◆ **Article**:
━━━━━━
Betsy the Quilter said:


> Will you be as well behaved as the BRATs?
> 
> Betsy


You're making my children sound like Stepford Kids....  <grumble> they're not always so well behaved at home...


----------



## Susan in VA (Apr 3, 2009)

Ann in Arlington said:


> Well. . . . .it is true that the district manager never comes to the office except on days I'm not there. . . . .I always figured it was because when he said things like "What do you think?" I actually told him.


LOL! But that alone can't be it... because I'd do that too, and _nobody_ is ever intimidated by _me_.


----------



## Susan in VA (Apr 3, 2009)

Betsy the Quilter said:


> Will you be as well behaved as the BRATs?
> 
> Betsy


It's a lost cause, Betsy.


----------



## Betsy the Quilter (Oct 27, 2008)

luvmy4brats said:


> You're making my children sound like Stepford Kids....  <grumble> they're not always so well behaved at home...


They never are. (Kids, I mean.) The oldest grandson is a joy to be around, but his mother has the nerve to say that's not always the case! LOL!

Betsy


----------



## telracs (Jul 12, 2009)

Betsy the Quilter said:


> Will you be as well behaved as the BRATs?
> 
> Betsy


I can act like a brat...



Susan in VA said:


> LOL! But that alone can't be it... because I'd do that too, and _nobody_ is ever intimidated by _me_.
━━━━━━
◆ **Given data**:
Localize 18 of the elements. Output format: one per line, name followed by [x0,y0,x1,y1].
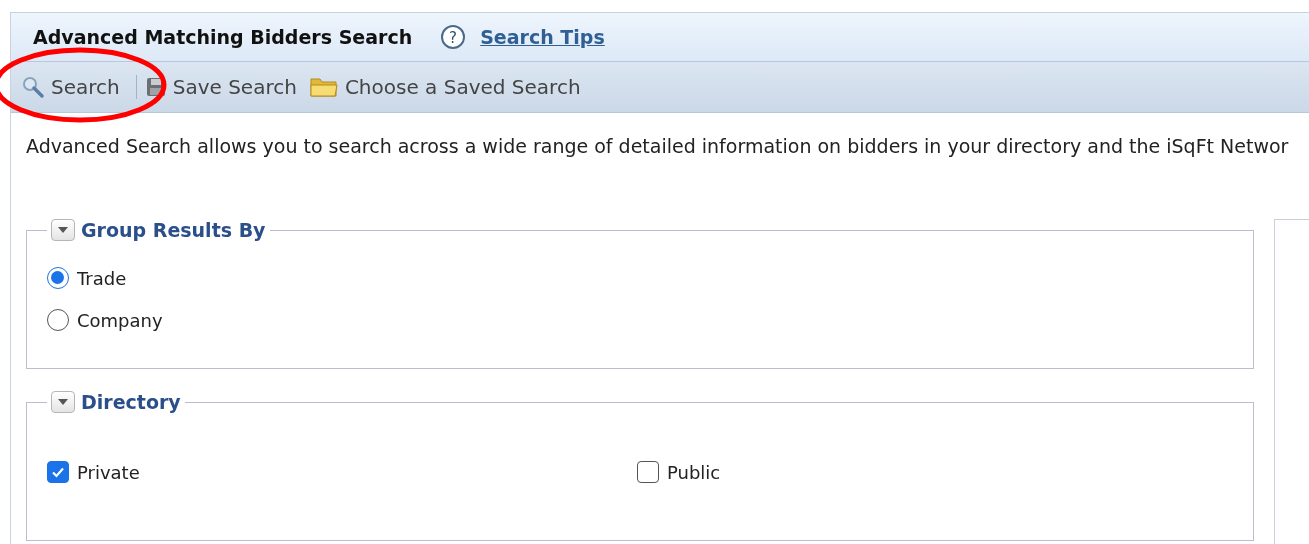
━━━━━━
◆ **Task requirements**:
• 1. Reproduce the stretch of the forum thread from "Ann in Arlington" through "actually told him.", word for word.
• 2. Write the next part of the forum thread, picking up after its last post.

◆ **Expected results**:
• 1.
Ann in Arlington said:


> Well. . . . .it is true that the district manager never comes to the office except on days I'm not there. . . . .I always figured it was because when he said things like "What do you think?" I actually told him.

• 2.
You intimidate me....


----------



## Susan in VA (Apr 3, 2009)

scarlet said:


> You intimidate me....


<speechless>


----------



## geoffthomas (Feb 27, 2009)

I can't wait for you two to meet up in real life this Thursday.
I "know" Susan and feel like I know Scarlet.
So changing from virtual communication to real interface will be fun.

Just sayin.....


----------



## Susan in VA (Apr 3, 2009)

We'll try to tone down the snarkiness.  

BTW, it's now definite  --  the parental vacation is cancelled  --  so DD will be with them on Thursday.  Mom's lunch out, woohoo!!  Um, er, I mean, this way she gets to be with her grandparents instead of with a bunch of grownups she doesn't know....


----------



## telracs (Jul 12, 2009)

geoffthomas said:


> I can't wait for you two to meet up in real life this Thursday.
> I "know" Susan and feel like I know Scarlet.
> So changing from virtual communication to real interface will be fun.
> 
> Just sayin.....


We'll probably spend the whole time silent...


----------



## telracs (Jul 12, 2009)

Okay folks, I'm signing off....  train leaves Penn Station at 8 am, so I have to be there by 7, so....

See who I see on Thursday!


----------



## Betsy the Quilter (Oct 27, 2008)

Sob. 

At least I got to see Susan and Ann (and DD) this week..,

Betsy


----------



## drenee (Nov 11, 2008)

I'm crying too, Betsy.  I seriously considered taking the day off.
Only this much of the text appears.